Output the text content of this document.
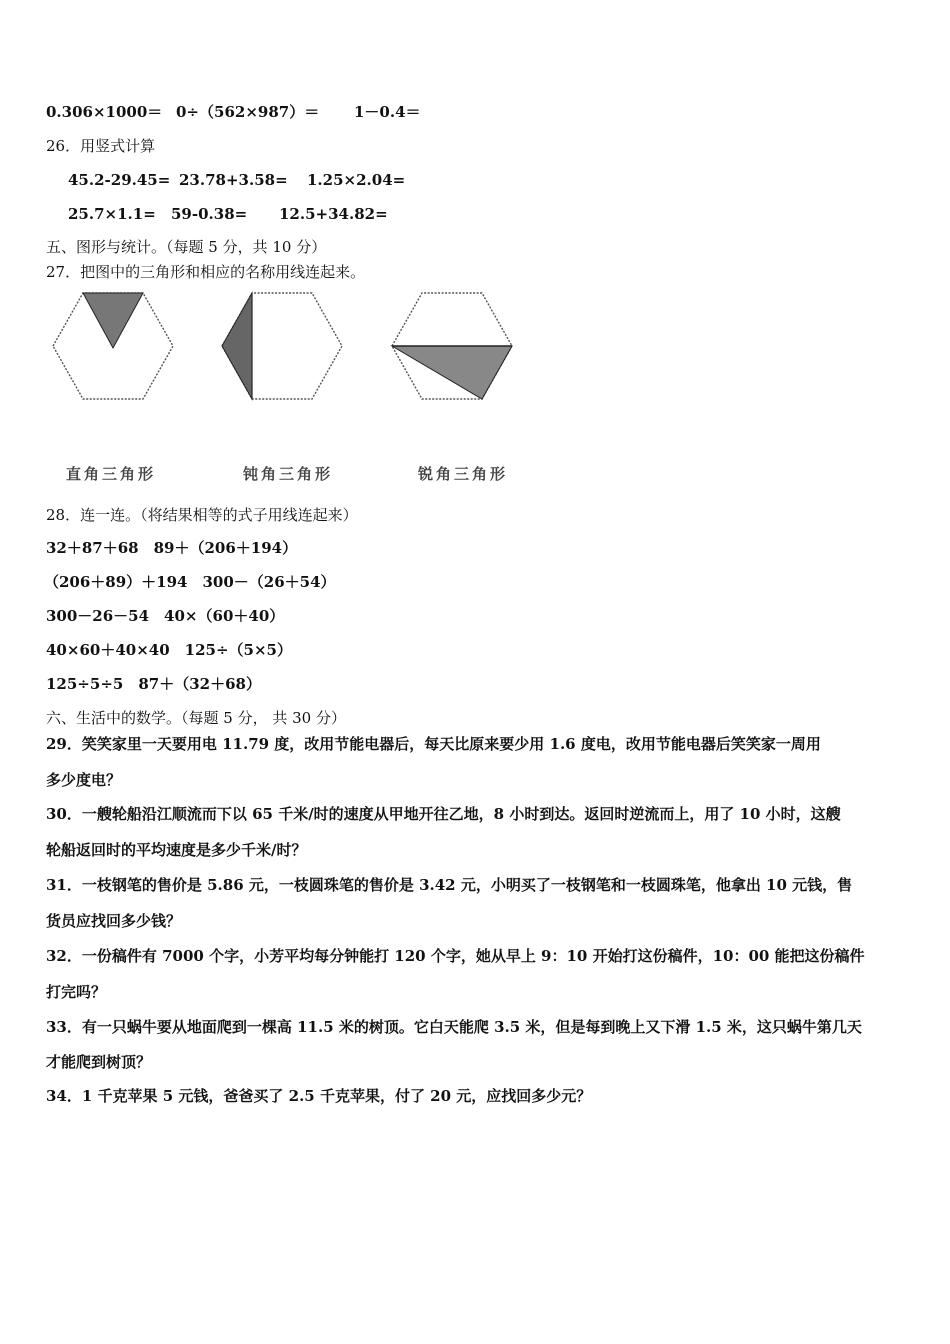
0.306×1000＝ 0÷（562×987）＝ 1－0.4＝
26．用竖式计算
45.2-29.45= 23.78+3.58= 1.25×2.04=
25.7×1.1= 59-0.38= 12.5+34.82=
五、图形与统计。（每题 5 分，共 10 分）
27．把图中的三角形和相应的名称用线连起来。
直角三角形	钝角三角形	锐角三角形
28．连一连。（将结果相等的式子用线连起来）
32＋87＋68　89＋（206＋194）
（206＋89）＋194　300－（26＋54）
300－26－54　40×（60＋40）
40×60＋40×40　125÷（5×5）
125÷5÷5　87＋（32＋68）
六、生活中的数学。（每题 5 分， 共 30 分）
29．笑笑家里一天要用电 11.79 度，改用节能电器后，每天比原来要少用 1.6 度电，改用节能电器后笑笑家一周用
多少度电？
30．一艘轮船沿江顺流而下以 65 千米/时的速度从甲地开往乙地，8 小时到达。返回时逆流而上，用了 10 小时，这艘
轮船返回时的平均速度是多少千米/时？
31．一枝钢笔的售价是 5.86 元，一枝圆珠笔的售价是 3.42 元，小明买了一枝钢笔和一枝圆珠笔，他拿出 10 元钱，售
货员应找回多少钱？
32．一份稿件有 7000 个字，小芳平均每分钟能打 120 个字，她从早上 9：10 开始打这份稿件，10：00 能把这份稿件
打完吗？
33．有一只蜗牛要从地面爬到一棵高 11.5 米的树顶。它白天能爬 3.5 米，但是每到晚上又下滑 1.5 米，这只蜗牛第几天
才能爬到树顶？
34．1 千克苹果 5 元钱，爸爸买了 2.5 千克苹果，付了 20 元，应找回多少元？
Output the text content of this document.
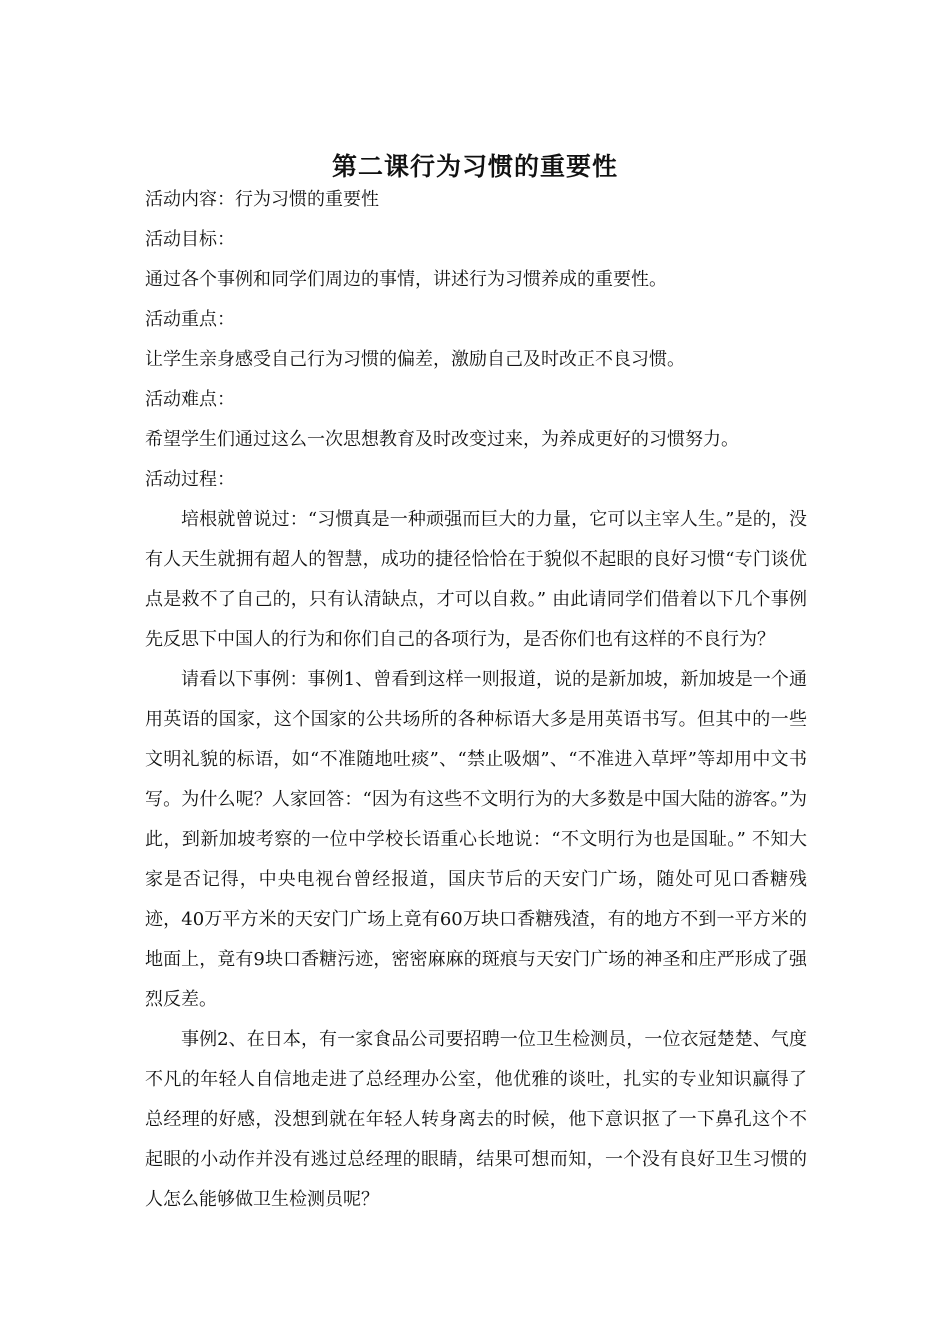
第二课行为习惯的重要性

活动内容：行为习惯的重要性

活动目标：

通过各个事例和同学们周边的事情，讲述行为习惯养成的重要性。

活动重点：

让学生亲身感受自己行为习惯的偏差，激励自己及时改正不良习惯。

活动难点：

希望学生们通过这么一次思想教育及时改变过来，为养成更好的习惯努力。

活动过程：

培根就曾说过：“习惯真是一种顽强而巨大的力量，它可以主宰人生。”是的，没有人天生就拥有超人的智慧，成功的捷径恰恰在于貌似不起眼的良好习惯“专门谈优点是救不了自己的，只有认清缺点，才可以自救。” 由此请同学们借着以下几个事例先反思下中国人的行为和你们自己的各项行为，是否你们也有这样的不良行为？

请看以下事例：事例1、曾看到这样一则报道，说的是新加坡，新加坡是一个通用英语的国家，这个国家的公共场所的各种标语大多是用英语书写。但其中的一些文明礼貌的标语，如“不准随地吐痰”、“禁止吸烟”、“不准进入草坪”等却用中文书写。为什么呢？人家回答：“因为有这些不文明行为的大多数是中国大陆的游客。”为此，到新加坡考察的一位中学校长语重心长地说：“不文明行为也是国耻。” 不知大家是否记得，中央电视台曾经报道，国庆节后的天安门广场，随处可见口香糖残迹，40万平方米的天安门广场上竟有60万块口香糖残渣，有的地方不到一平方米的地面上，竟有9块口香糖污迹，密密麻麻的斑痕与天安门广场的神圣和庄严形成了强烈反差。

事例2、在日本，有一家食品公司要招聘一位卫生检测员，一位衣冠楚楚、气度不凡的年轻人自信地走进了总经理办公室，他优雅的谈吐，扎实的专业知识赢得了总经理的好感，没想到就在年轻人转身离去的时候，他下意识抠了一下鼻孔这个不起眼的小动作并没有逃过总经理的眼睛，结果可想而知，一个没有良好卫生习惯的人怎么能够做卫生检测员呢？
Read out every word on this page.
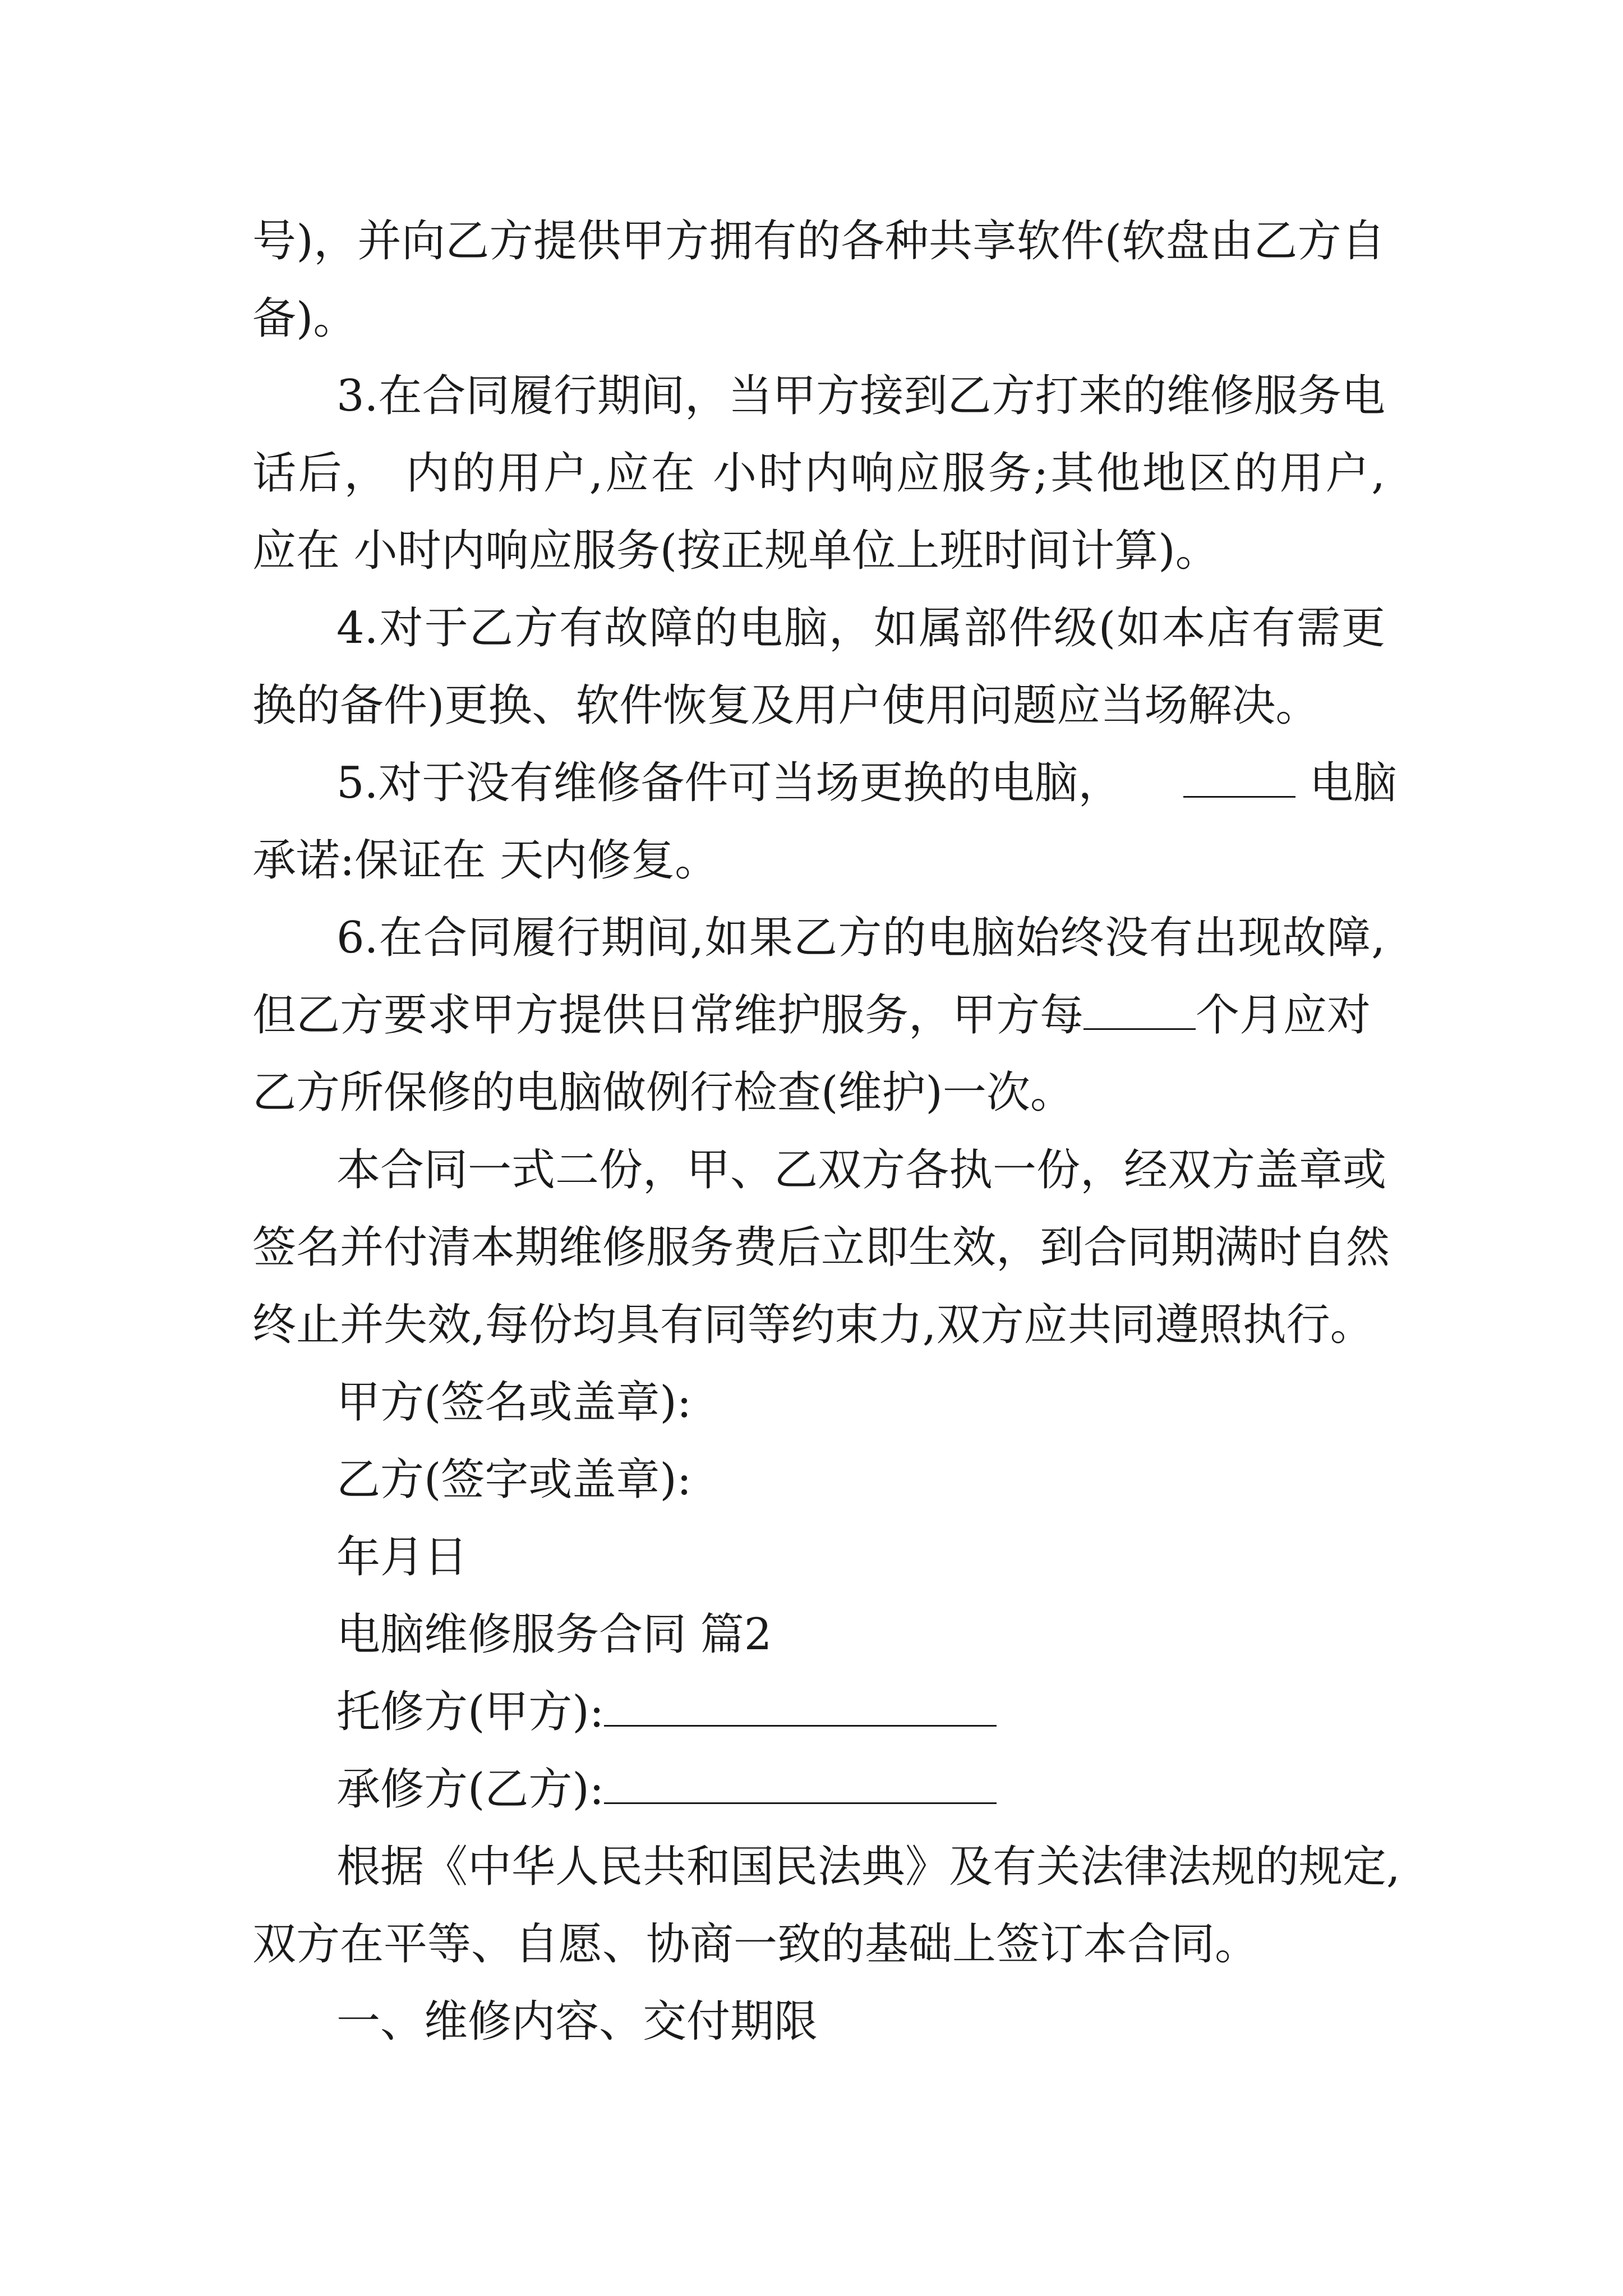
号)，并向乙方提供甲方拥有的各种共享软件(软盘由乙方自
备)。
3.在合同履行期间，当甲方接到乙方打来的维修服务电
话后， 内的用户,应在 小时内响应服务;其他地区的用户,
应在 小时内响应服务(按正规单位上班时间计算)。
4.对于乙方有故障的电脑，如属部件级(如本店有需更
换的备件)更换、软件恢复及用户使用问题应当场解决。
5.对于没有维修备件可当场更换的电脑，	电脑
承诺:保证在 天内修复。
6.在合同履行期间,如果乙方的电脑始终没有出现故障,
但乙方要求甲方提供日常维护服务，甲方每	个月应对
乙方所保修的电脑做例行检查(维护)一次。
本合同一式二份，甲、乙双方各执一份，经双方盖章或
签名并付清本期维修服务费后立即生效，到合同期满时自然
终止并失效,每份均具有同等约束力,双方应共同遵照执行。
甲方(签名或盖章):
乙方(签字或盖章):
年月日
电脑维修服务合同 篇2
托修方(甲方):
承修方(乙方):
根据《中华人民共和国民法典》及有关法律法规的规定,
双方在平等、自愿、协商一致的基础上签订本合同。
一、维修内容、交付期限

__EXERCISE__: Strip out the images, then output the records above word for word.

__OUTPUT BELOW__:
Output the text content of this document.
0.306×1000＝ 0÷（562×987）＝ 1－0.4＝
26．用竖式计算
45.2-29.45= 23.78+3.58= 1.25×2.04=
25.7×1.1= 59-0.38= 12.5+34.82=
五、图形与统计。（每题 5 分，共 10 分）
27．把图中的三角形和相应的名称用线连起来。
直角三角形	钝角三角形	锐角三角形
28．连一连。（将结果相等的式子用线连起来）
32＋87＋68　89＋（206＋194）
（206＋89）＋194　300－（26＋54）
300－26－54　40×（60＋40）
40×60＋40×40　125÷（5×5）
125÷5÷5　87＋（32＋68）
六、生活中的数学。（每题 5 分， 共 30 分）
29．笑笑家里一天要用电 11.79 度，改用节能电器后，每天比原来要少用 1.6 度电，改用节能电器后笑笑家一周用
多少度电？
30．一艘轮船沿江顺流而下以 65 千米/时的速度从甲地开往乙地，8 小时到达。返回时逆流而上，用了 10 小时，这艘
轮船返回时的平均速度是多少千米/时？
31．一枝钢笔的售价是 5.86 元，一枝圆珠笔的售价是 3.42 元，小明买了一枝钢笔和一枝圆珠笔，他拿出 10 元钱，售
货员应找回多少钱？
32．一份稿件有 7000 个字，小芳平均每分钟能打 120 个字，她从早上 9：10 开始打这份稿件，10：00 能把这份稿件
打完吗？
33．有一只蜗牛要从地面爬到一棵高 11.5 米的树顶。它白天能爬 3.5 米，但是每到晚上又下滑 1.5 米，这只蜗牛第几天
才能爬到树顶？
34．1 千克苹果 5 元钱，爸爸买了 2.5 千克苹果，付了 20 元，应找回多少元？
Output the text content of this document.
第二课行为习惯的重要性

活动内容：行为习惯的重要性

活动目标：

通过各个事例和同学们周边的事情，讲述行为习惯养成的重要性。

活动重点：

让学生亲身感受自己行为习惯的偏差，激励自己及时改正不良习惯。

活动难点：

希望学生们通过这么一次思想教育及时改变过来，为养成更好的习惯努力。

活动过程：

培根就曾说过：“习惯真是一种顽强而巨大的力量，它可以主宰人生。”是的，没有人天生就拥有超人的智慧，成功的捷径恰恰在于貌似不起眼的良好习惯“专门谈优点是救不了自己的，只有认清缺点，才可以自救。” 由此请同学们借着以下几个事例先反思下中国人的行为和你们自己的各项行为，是否你们也有这样的不良行为？

请看以下事例：事例1、曾看到这样一则报道，说的是新加坡，新加坡是一个通用英语的国家，这个国家的公共场所的各种标语大多是用英语书写。但其中的一些文明礼貌的标语，如“不准随地吐痰”、“禁止吸烟”、“不准进入草坪”等却用中文书写。为什么呢？人家回答：“因为有这些不文明行为的大多数是中国大陆的游客。”为此，到新加坡考察的一位中学校长语重心长地说：“不文明行为也是国耻。” 不知大家是否记得，中央电视台曾经报道，国庆节后的天安门广场，随处可见口香糖残迹，40万平方米的天安门广场上竟有60万块口香糖残渣，有的地方不到一平方米的地面上，竟有9块口香糖污迹，密密麻麻的斑痕与天安门广场的神圣和庄严形成了强烈反差。

事例2、在日本，有一家食品公司要招聘一位卫生检测员，一位衣冠楚楚、气度不凡的年轻人自信地走进了总经理办公室，他优雅的谈吐，扎实的专业知识赢得了总经理的好感，没想到就在年轻人转身离去的时候，他下意识抠了一下鼻孔这个不起眼的小动作并没有逃过总经理的眼睛，结果可想而知，一个没有良好卫生习惯的人怎么能够做卫生检测员呢？
Read out every word on this page.
号)，并向乙方提供甲方拥有的各种共享软件(软盘由乙方自
备)。
3.在合同履行期间，当甲方接到乙方打来的维修服务电
话后， 内的用户,应在 小时内响应服务;其他地区的用户,
应在 小时内响应服务(按正规单位上班时间计算)。
4.对于乙方有故障的电脑，如属部件级(如本店有需更
换的备件)更换、软件恢复及用户使用问题应当场解决。
5.对于没有维修备件可当场更换的电脑，	电脑
承诺:保证在 天内修复。
6.在合同履行期间,如果乙方的电脑始终没有出现故障,
但乙方要求甲方提供日常维护服务，甲方每	个月应对
乙方所保修的电脑做例行检查(维护)一次。
本合同一式二份，甲、乙双方各执一份，经双方盖章或
签名并付清本期维修服务费后立即生效，到合同期满时自然
终止并失效,每份均具有同等约束力,双方应共同遵照执行。
甲方(签名或盖章):
乙方(签字或盖章):
年月日
电脑维修服务合同 篇2
托修方(甲方):
承修方(乙方):
根据《中华人民共和国民法典》及有关法律法规的规定,
双方在平等、自愿、协商一致的基础上签订本合同。
一、维修内容、交付期限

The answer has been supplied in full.